Go through the entries below and copy each line containing the word "color".

[Data tied to figure images]
((

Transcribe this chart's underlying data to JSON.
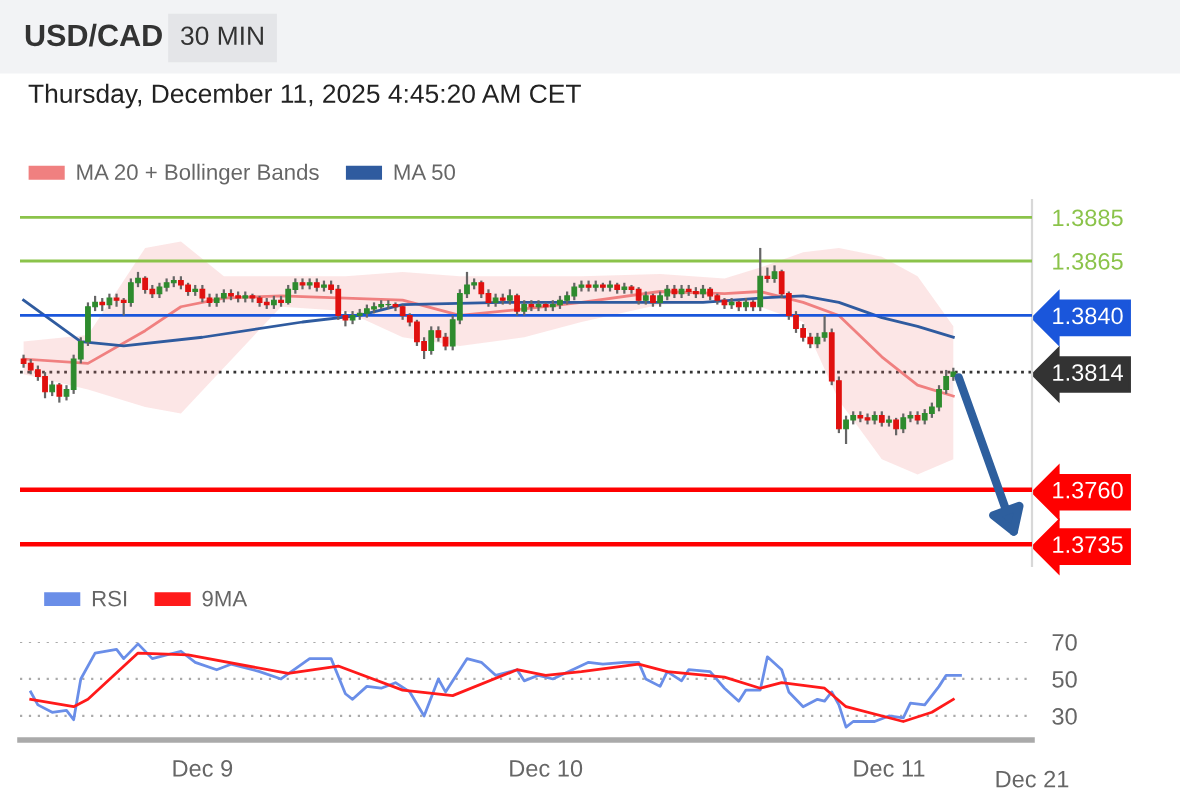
{
  "chart_data": [
    {
      "type": "candlestick",
      "title": "USD/CAD",
      "subtitle": "Thursday, December 11, 2025 4:45:20 AM CET",
      "annotations": [
        "30 MIN"
      ],
      "x": [
        "2025-12-08T11:30",
        "2025-12-08T12:00",
        "2025-12-08T12:30",
        "2025-12-08T13:00",
        "2025-12-08T13:30",
        "2025-12-08T14:00",
        "2025-12-08T14:30",
        "2025-12-08T15:00",
        "2025-12-08T15:30",
        "2025-12-08T16:00",
        "2025-12-08T16:30",
        "2025-12-08T17:00",
        "2025-12-08T17:30",
        "2025-12-08T18:00",
        "2025-12-08T18:30",
        "2025-12-08T19:00",
        "2025-12-08T19:30",
        "2025-12-08T20:00",
        "2025-12-08T20:30",
        "2025-12-08T21:00",
        "2025-12-08T21:30",
        "2025-12-08T22:00",
        "2025-12-08T22:30",
        "2025-12-08T23:00",
        "2025-12-08T23:30",
        "2025-12-09T00:00",
        "2025-12-09T00:30",
        "2025-12-09T01:00",
        "2025-12-09T01:30",
        "2025-12-09T02:00",
        "2025-12-09T02:30",
        "2025-12-09T03:00",
        "2025-12-09T03:30",
        "2025-12-09T04:00",
        "2025-12-09T04:30",
        "2025-12-09T05:00",
        "2025-12-09T05:30",
        "2025-12-09T06:00",
        "2025-12-09T06:30",
        "2025-12-09T07:00",
        "2025-12-09T07:30",
        "2025-12-09T08:00",
        "2025-12-09T08:30",
        "2025-12-09T09:00",
        "2025-12-09T09:30",
        "2025-12-09T10:00",
        "2025-12-09T10:30",
        "2025-12-09T11:00",
        "2025-12-09T11:30",
        "2025-12-09T12:00",
        "2025-12-09T12:30",
        "2025-12-09T13:00",
        "2025-12-09T13:30",
        "2025-12-09T14:00",
        "2025-12-09T14:30",
        "2025-12-09T15:00",
        "2025-12-09T15:30",
        "2025-12-09T16:00",
        "2025-12-09T16:30",
        "2025-12-09T17:00",
        "2025-12-09T17:30",
        "2025-12-09T18:00",
        "2025-12-09T18:30",
        "2025-12-09T19:00",
        "2025-12-09T19:30",
        "2025-12-09T20:00",
        "2025-12-09T20:30",
        "2025-12-09T21:00",
        "2025-12-09T21:30",
        "2025-12-09T22:00",
        "2025-12-09T22:30",
        "2025-12-09T23:00",
        "2025-12-09T23:30",
        "2025-12-10T00:00",
        "2025-12-10T00:30",
        "2025-12-10T01:00",
        "2025-12-10T01:30",
        "2025-12-10T02:00",
        "2025-12-10T02:30",
        "2025-12-10T03:00",
        "2025-12-10T03:30",
        "2025-12-10T04:00",
        "2025-12-10T04:30",
        "2025-12-10T05:00",
        "2025-12-10T05:30",
        "2025-12-10T06:00",
        "2025-12-10T06:30",
        "2025-12-10T07:00",
        "2025-12-10T07:30",
        "2025-12-10T08:00",
        "2025-12-10T08:30",
        "2025-12-10T09:00",
        "2025-12-10T09:30",
        "2025-12-10T10:00",
        "2025-12-10T10:30",
        "2025-12-10T11:00",
        "2025-12-10T11:30",
        "2025-12-10T12:00",
        "2025-12-10T12:30",
        "2025-12-10T13:00",
        "2025-12-10T13:30",
        "2025-12-10T14:00",
        "2025-12-10T14:30",
        "2025-12-10T15:00",
        "2025-12-10T15:30",
        "2025-12-10T16:00",
        "2025-12-10T16:30",
        "2025-12-10T17:00",
        "2025-12-10T17:30",
        "2025-12-10T18:00",
        "2025-12-10T18:30",
        "2025-12-10T19:00",
        "2025-12-10T19:30",
        "2025-12-10T20:00",
        "2025-12-10T20:30",
        "2025-12-10T21:00",
        "2025-12-10T21:30",
        "2025-12-10T22:00",
        "2025-12-10T22:30",
        "2025-12-10T23:00",
        "2025-12-10T23:30",
        "2025-12-11T00:00",
        "2025-12-11T00:30",
        "2025-12-11T01:00",
        "2025-12-11T01:30",
        "2025-12-11T02:00",
        "2025-12-11T02:30",
        "2025-12-11T03:00",
        "2025-12-11T03:30",
        "2025-12-11T04:00",
        "2025-12-11T04:30"
      ],
      "ohlc": [
        [
          1.382,
          1.3822,
          1.3816,
          1.3818
        ],
        [
          1.3818,
          1.382,
          1.3813,
          1.3815
        ],
        [
          1.3815,
          1.3817,
          1.381,
          1.3812
        ],
        [
          1.3812,
          1.3814,
          1.3802,
          1.3805
        ],
        [
          1.3805,
          1.381,
          1.3803,
          1.3808
        ],
        [
          1.3808,
          1.3809,
          1.38,
          1.3803
        ],
        [
          1.3803,
          1.3808,
          1.3801,
          1.3806
        ],
        [
          1.3806,
          1.3822,
          1.3804,
          1.382
        ],
        [
          1.382,
          1.383,
          1.3818,
          1.3828
        ],
        [
          1.3828,
          1.3846,
          1.3826,
          1.3844
        ],
        [
          1.3844,
          1.3849,
          1.3842,
          1.3846
        ],
        [
          1.3846,
          1.3848,
          1.3842,
          1.3845
        ],
        [
          1.3845,
          1.385,
          1.3843,
          1.3848
        ],
        [
          1.3848,
          1.385,
          1.3844,
          1.3847
        ],
        [
          1.3847,
          1.3848,
          1.384,
          1.3846
        ],
        [
          1.3846,
          1.3857,
          1.3844,
          1.3855
        ],
        [
          1.3855,
          1.386,
          1.3853,
          1.3857
        ],
        [
          1.3857,
          1.3858,
          1.385,
          1.3852
        ],
        [
          1.3852,
          1.3854,
          1.3848,
          1.385
        ],
        [
          1.385,
          1.3855,
          1.3848,
          1.3853
        ],
        [
          1.3853,
          1.3857,
          1.3851,
          1.3855
        ],
        [
          1.3855,
          1.3858,
          1.3853,
          1.3856
        ],
        [
          1.3856,
          1.3858,
          1.3852,
          1.3854
        ],
        [
          1.3854,
          1.3855,
          1.3849,
          1.3851
        ],
        [
          1.3851,
          1.3854,
          1.3849,
          1.3852
        ],
        [
          1.3852,
          1.3854,
          1.3846,
          1.3848
        ],
        [
          1.3848,
          1.385,
          1.3844,
          1.3846
        ],
        [
          1.3846,
          1.385,
          1.3844,
          1.3848
        ],
        [
          1.3848,
          1.3852,
          1.3846,
          1.385
        ],
        [
          1.385,
          1.3852,
          1.3847,
          1.3849
        ],
        [
          1.3849,
          1.3851,
          1.3846,
          1.3848
        ],
        [
          1.3848,
          1.3851,
          1.3846,
          1.3849
        ],
        [
          1.3849,
          1.385,
          1.3846,
          1.3848
        ],
        [
          1.3848,
          1.3849,
          1.3844,
          1.3846
        ],
        [
          1.3846,
          1.3848,
          1.3843,
          1.3845
        ],
        [
          1.3845,
          1.3849,
          1.3843,
          1.3847
        ],
        [
          1.3847,
          1.3849,
          1.3844,
          1.3846
        ],
        [
          1.3846,
          1.3854,
          1.3845,
          1.3852
        ],
        [
          1.3852,
          1.3857,
          1.385,
          1.3855
        ],
        [
          1.3855,
          1.3857,
          1.3852,
          1.3854
        ],
        [
          1.3854,
          1.3857,
          1.3852,
          1.3855
        ],
        [
          1.3855,
          1.3857,
          1.3851,
          1.3853
        ],
        [
          1.3853,
          1.3856,
          1.3851,
          1.3854
        ],
        [
          1.3854,
          1.3856,
          1.385,
          1.3852
        ],
        [
          1.3852,
          1.3854,
          1.3838,
          1.384
        ],
        [
          1.384,
          1.3842,
          1.3835,
          1.3838
        ],
        [
          1.3838,
          1.3842,
          1.3836,
          1.384
        ],
        [
          1.384,
          1.3843,
          1.3838,
          1.3841
        ],
        [
          1.3841,
          1.3845,
          1.3839,
          1.3843
        ],
        [
          1.3843,
          1.3846,
          1.3841,
          1.3844
        ],
        [
          1.3844,
          1.3847,
          1.3843,
          1.3845
        ],
        [
          1.3845,
          1.3847,
          1.3843,
          1.3845
        ],
        [
          1.3845,
          1.3846,
          1.3842,
          1.3844
        ],
        [
          1.3844,
          1.3845,
          1.3838,
          1.384
        ],
        [
          1.384,
          1.3841,
          1.3835,
          1.3837
        ],
        [
          1.3837,
          1.3838,
          1.3826,
          1.3828
        ],
        [
          1.3828,
          1.383,
          1.382,
          1.3824
        ],
        [
          1.3824,
          1.3835,
          1.3822,
          1.3833
        ],
        [
          1.3833,
          1.3835,
          1.3828,
          1.383
        ],
        [
          1.383,
          1.3832,
          1.3824,
          1.3826
        ],
        [
          1.3826,
          1.384,
          1.3824,
          1.3838
        ],
        [
          1.3838,
          1.3852,
          1.3836,
          1.385
        ],
        [
          1.385,
          1.386,
          1.3848,
          1.3854
        ],
        [
          1.3854,
          1.3857,
          1.3852,
          1.3855
        ],
        [
          1.3855,
          1.3856,
          1.3848,
          1.385
        ],
        [
          1.385,
          1.3852,
          1.3844,
          1.3846
        ],
        [
          1.3846,
          1.385,
          1.3844,
          1.3848
        ],
        [
          1.3848,
          1.385,
          1.3845,
          1.3847
        ],
        [
          1.3847,
          1.3852,
          1.3845,
          1.3849
        ],
        [
          1.3849,
          1.385,
          1.384,
          1.3842
        ],
        [
          1.3842,
          1.3847,
          1.384,
          1.3845
        ],
        [
          1.3845,
          1.3847,
          1.3842,
          1.3844
        ],
        [
          1.3844,
          1.3847,
          1.3842,
          1.3845
        ],
        [
          1.3845,
          1.3846,
          1.3842,
          1.3844
        ],
        [
          1.3844,
          1.3847,
          1.3842,
          1.3845
        ],
        [
          1.3845,
          1.3849,
          1.3843,
          1.3847
        ],
        [
          1.3847,
          1.3851,
          1.3845,
          1.3849
        ],
        [
          1.3849,
          1.3855,
          1.3847,
          1.3853
        ],
        [
          1.3853,
          1.3856,
          1.3851,
          1.3854
        ],
        [
          1.3854,
          1.3856,
          1.3851,
          1.3853
        ],
        [
          1.3853,
          1.3856,
          1.3851,
          1.3854
        ],
        [
          1.3854,
          1.3855,
          1.3851,
          1.3853
        ],
        [
          1.3853,
          1.3856,
          1.3851,
          1.3854
        ],
        [
          1.3854,
          1.3855,
          1.385,
          1.3852
        ],
        [
          1.3852,
          1.3855,
          1.385,
          1.3853
        ],
        [
          1.3853,
          1.3854,
          1.385,
          1.3852
        ],
        [
          1.3852,
          1.3853,
          1.3845,
          1.3847
        ],
        [
          1.3847,
          1.3851,
          1.3845,
          1.3849
        ],
        [
          1.3849,
          1.385,
          1.3844,
          1.3846
        ],
        [
          1.3846,
          1.3851,
          1.3844,
          1.3849
        ],
        [
          1.3849,
          1.3854,
          1.3847,
          1.3852
        ],
        [
          1.3852,
          1.3854,
          1.3848,
          1.385
        ],
        [
          1.385,
          1.3854,
          1.3848,
          1.3852
        ],
        [
          1.3852,
          1.3854,
          1.3849,
          1.3851
        ],
        [
          1.3851,
          1.3853,
          1.3848,
          1.385
        ],
        [
          1.385,
          1.3854,
          1.3848,
          1.3852
        ],
        [
          1.3852,
          1.3853,
          1.3847,
          1.3849
        ],
        [
          1.3849,
          1.385,
          1.3845,
          1.3847
        ],
        [
          1.3847,
          1.3848,
          1.3843,
          1.3845
        ],
        [
          1.3845,
          1.3848,
          1.3843,
          1.3846
        ],
        [
          1.3846,
          1.3847,
          1.3842,
          1.3844
        ],
        [
          1.3844,
          1.3848,
          1.3842,
          1.3846
        ],
        [
          1.3846,
          1.3847,
          1.3842,
          1.3844
        ],
        [
          1.3844,
          1.3871,
          1.3842,
          1.3858
        ],
        [
          1.3858,
          1.3862,
          1.3855,
          1.3857
        ],
        [
          1.3857,
          1.3863,
          1.3855,
          1.386
        ],
        [
          1.386,
          1.3861,
          1.3848,
          1.385
        ],
        [
          1.385,
          1.3851,
          1.3838,
          1.384
        ],
        [
          1.384,
          1.3842,
          1.3832,
          1.3834
        ],
        [
          1.3834,
          1.3836,
          1.3828,
          1.383
        ],
        [
          1.383,
          1.3832,
          1.3825,
          1.3827
        ],
        [
          1.3827,
          1.3832,
          1.3825,
          1.383
        ],
        [
          1.383,
          1.384,
          1.3828,
          1.3832
        ],
        [
          1.3832,
          1.3834,
          1.3808,
          1.381
        ],
        [
          1.381,
          1.3812,
          1.3786,
          1.3788
        ],
        [
          1.3788,
          1.3794,
          1.3781,
          1.3792
        ],
        [
          1.3792,
          1.3796,
          1.379,
          1.3794
        ],
        [
          1.3794,
          1.3796,
          1.3791,
          1.3793
        ],
        [
          1.3793,
          1.3795,
          1.379,
          1.3792
        ],
        [
          1.3792,
          1.3796,
          1.379,
          1.3794
        ],
        [
          1.3794,
          1.3796,
          1.3789,
          1.3791
        ],
        [
          1.3791,
          1.3794,
          1.3789,
          1.3792
        ],
        [
          1.3792,
          1.3793,
          1.3785,
          1.3788
        ],
        [
          1.3788,
          1.3795,
          1.3786,
          1.3793
        ],
        [
          1.3793,
          1.3796,
          1.3791,
          1.3794
        ],
        [
          1.3794,
          1.3796,
          1.379,
          1.3792
        ],
        [
          1.3792,
          1.3797,
          1.379,
          1.3795
        ],
        [
          1.3795,
          1.38,
          1.3793,
          1.3798
        ],
        [
          1.3798,
          1.3808,
          1.3796,
          1.3806
        ],
        [
          1.3806,
          1.3815,
          1.3804,
          1.3812
        ],
        [
          1.3812,
          1.3816,
          1.381,
          1.3814
        ]
      ],
      "series": [
        {
          "name": "MA 20 + Bollinger Bands",
          "type": "line",
          "color": "#f08080",
          "x": [
            "2025-12-08T11:30",
            "2025-12-08T16:00",
            "2025-12-08T20:00",
            "2025-12-08T22:30",
            "2025-12-09T01:30",
            "2025-12-09T05:30",
            "2025-12-09T10:00",
            "2025-12-09T14:00",
            "2025-12-09T18:00",
            "2025-12-09T22:30",
            "2025-12-10T02:30",
            "2025-12-10T08:00",
            "2025-12-10T12:30",
            "2025-12-10T15:00",
            "2025-12-10T18:00",
            "2025-12-10T20:30",
            "2025-12-10T23:30",
            "2025-12-11T02:00",
            "2025-12-11T04:30"
          ],
          "values": [
            1.382,
            1.3818,
            1.3833,
            1.3844,
            1.3848,
            1.3849,
            1.3848,
            1.3847,
            1.384,
            1.3843,
            1.3846,
            1.3851,
            1.385,
            1.3851,
            1.3846,
            1.384,
            1.3821,
            1.3808,
            1.3803
          ],
          "upper": [
            1.3828,
            1.3831,
            1.3871,
            1.3874,
            1.3858,
            1.3858,
            1.3858,
            1.386,
            1.3858,
            1.3858,
            1.3858,
            1.3859,
            1.3857,
            1.3862,
            1.3869,
            1.3871,
            1.3867,
            1.3858,
            1.3835
          ],
          "lower": [
            1.3813,
            1.3806,
            1.3798,
            1.3795,
            1.3816,
            1.3844,
            1.3842,
            1.383,
            1.3826,
            1.383,
            1.3837,
            1.3845,
            1.3846,
            1.3844,
            1.3837,
            1.3801,
            1.3774,
            1.3767,
            1.3774
          ]
        },
        {
          "name": "MA 50",
          "type": "line",
          "color": "#2f5b9f",
          "x": [
            "2025-12-08T11:30",
            "2025-12-08T15:30",
            "2025-12-08T18:30",
            "2025-12-09T00:00",
            "2025-12-09T07:00",
            "2025-12-09T11:00",
            "2025-12-09T14:00",
            "2025-12-09T21:00",
            "2025-12-10T04:00",
            "2025-12-10T11:00",
            "2025-12-10T15:00",
            "2025-12-10T18:00",
            "2025-12-10T20:30",
            "2025-12-10T23:30",
            "2025-12-11T02:00",
            "2025-12-11T04:30"
          ],
          "values": [
            1.3847,
            1.3828,
            1.3826,
            1.383,
            1.3837,
            1.384,
            1.3845,
            1.3846,
            1.3846,
            1.3846,
            1.3848,
            1.3849,
            1.3846,
            1.3839,
            1.3835,
            1.383
          ]
        }
      ],
      "ref_lines": [
        {
          "axis": "y",
          "value": 1.3885,
          "color": "#8bc34a"
        },
        {
          "axis": "y",
          "value": 1.3865,
          "color": "#8bc34a"
        },
        {
          "axis": "y",
          "value": 1.384,
          "color": "#1a56db"
        },
        {
          "axis": "y",
          "value": 1.3814,
          "color": "#333333",
          "line_style": "dotted"
        },
        {
          "axis": "y",
          "value": 1.376,
          "color": "#ff0000"
        },
        {
          "axis": "y",
          "value": 1.3735,
          "color": "#ff0000"
        }
      ],
      "yticks": [
        {
          "value": 1.3885,
          "label": "1.3885"
        },
        {
          "value": 1.3865,
          "label": "1.3865"
        },
        {
          "value": 1.384,
          "label": "1.3840"
        },
        {
          "value": 1.3814,
          "label": "1.3814"
        },
        {
          "value": 1.376,
          "label": "1.3760"
        },
        {
          "value": 1.3735,
          "label": "1.3735"
        }
      ],
      "xlim": [
        "2025-12-08T11:15",
        "2025-12-11T10:00"
      ],
      "ylim": [
        1.3725,
        1.3893
      ],
      "tick_labels": "y",
      "legend": "top left"
    },
    {
      "type": "line",
      "series": [
        {
          "name": "RSI",
          "color": "#6a8ee8",
          "x": [
            "2025-12-08T12:00",
            "2025-12-08T12:30",
            "2025-12-08T13:30",
            "2025-12-08T14:30",
            "2025-12-08T15:00",
            "2025-12-08T15:30",
            "2025-12-08T16:30",
            "2025-12-08T18:00",
            "2025-12-08T18:30",
            "2025-12-08T19:30",
            "2025-12-08T20:30",
            "2025-12-08T22:30",
            "2025-12-08T23:30",
            "2025-12-09T01:00",
            "2025-12-09T02:00",
            "2025-12-09T04:00",
            "2025-12-09T05:30",
            "2025-12-09T07:30",
            "2025-12-09T09:00",
            "2025-12-09T10:00",
            "2025-12-09T10:30",
            "2025-12-09T11:30",
            "2025-12-09T12:30",
            "2025-12-09T13:30",
            "2025-12-09T14:30",
            "2025-12-09T15:30",
            "2025-12-09T16:30",
            "2025-12-09T17:00",
            "2025-12-09T18:30",
            "2025-12-09T19:30",
            "2025-12-09T20:30",
            "2025-12-09T22:00",
            "2025-12-09T22:30",
            "2025-12-09T23:30",
            "2025-12-10T00:30",
            "2025-12-10T03:00",
            "2025-12-10T04:00",
            "2025-12-10T05:30",
            "2025-12-10T06:30",
            "2025-12-10T07:00",
            "2025-12-10T08:00",
            "2025-12-10T08:30",
            "2025-12-10T09:30",
            "2025-12-10T10:00",
            "2025-12-10T11:30",
            "2025-12-10T12:30",
            "2025-12-10T13:30",
            "2025-12-10T14:00",
            "2025-12-10T15:00",
            "2025-12-10T15:30",
            "2025-12-10T16:30",
            "2025-12-10T17:00",
            "2025-12-10T18:00",
            "2025-12-10T19:00",
            "2025-12-10T19:30",
            "2025-12-10T20:00",
            "2025-12-10T20:30",
            "2025-12-10T21:00",
            "2025-12-10T21:30",
            "2025-12-10T23:00",
            "2025-12-11T00:00",
            "2025-12-11T01:00",
            "2025-12-11T01:30",
            "2025-12-11T02:30",
            "2025-12-11T03:30",
            "2025-12-11T04:00",
            "2025-12-11T05:00"
          ],
          "values": [
            43,
            36,
            32,
            33,
            28,
            50,
            64,
            66,
            61,
            69,
            61,
            65,
            59,
            55,
            58,
            54,
            50,
            61,
            61,
            42,
            39,
            46,
            45,
            48,
            43,
            30,
            50,
            43,
            61,
            59,
            52,
            55,
            49,
            52,
            50,
            59,
            58,
            59,
            59,
            50,
            46,
            54,
            49,
            55,
            54,
            45,
            38,
            44,
            44,
            62,
            55,
            43,
            35,
            39,
            38,
            43,
            36,
            24,
            27,
            27,
            30,
            29,
            37,
            36,
            46,
            52,
            52
          ]
        },
        {
          "name": "9MA",
          "color": "#ff1a1a",
          "x": [
            "2025-12-08T12:00",
            "2025-12-08T15:00",
            "2025-12-08T16:00",
            "2025-12-08T19:30",
            "2025-12-08T23:00",
            "2025-12-09T06:00",
            "2025-12-09T09:30",
            "2025-12-09T14:00",
            "2025-12-09T17:30",
            "2025-12-09T22:00",
            "2025-12-10T00:00",
            "2025-12-10T02:30",
            "2025-12-10T06:30",
            "2025-12-10T08:30",
            "2025-12-10T12:30",
            "2025-12-10T15:00",
            "2025-12-10T16:30",
            "2025-12-10T19:30",
            "2025-12-10T21:00",
            "2025-12-11T01:00",
            "2025-12-11T03:00",
            "2025-12-11T04:30"
          ],
          "values": [
            39,
            35,
            39,
            64,
            63,
            53,
            57,
            44,
            41,
            55,
            52,
            54,
            58,
            54,
            51,
            45,
            48,
            45,
            35,
            27,
            32,
            39
          ]
        }
      ],
      "xlim": [
        "2025-12-08T11:15",
        "2025-12-11T10:00"
      ],
      "xticks": [
        {
          "value": "2025-12-09",
          "label": "Dec 9"
        },
        {
          "value": "2025-12-10",
          "label": "Dec 10"
        },
        {
          "value": "2025-12-11",
          "label": "Dec 11"
        }
      ],
      "annotations": [
        "Dec 21"
      ],
      "ylim": [
        17,
        70
      ],
      "yticks": [
        30,
        50,
        70
      ],
      "grid": "y",
      "legend": "top left"
    }
  ]
}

))

SOLUTION FOR THIS EXERCISE ->
          "color": "#f08080",
          "color": "#2f5b9f",
          "color": "#8bc34a"
          "color": "#8bc34a"
          "color": "#1a56db"
          "color": "#333333",
          "color": "#ff0000"
          "color": "#ff0000"
          "color": "#6a8ee8",
          "color": "#ff1a1a",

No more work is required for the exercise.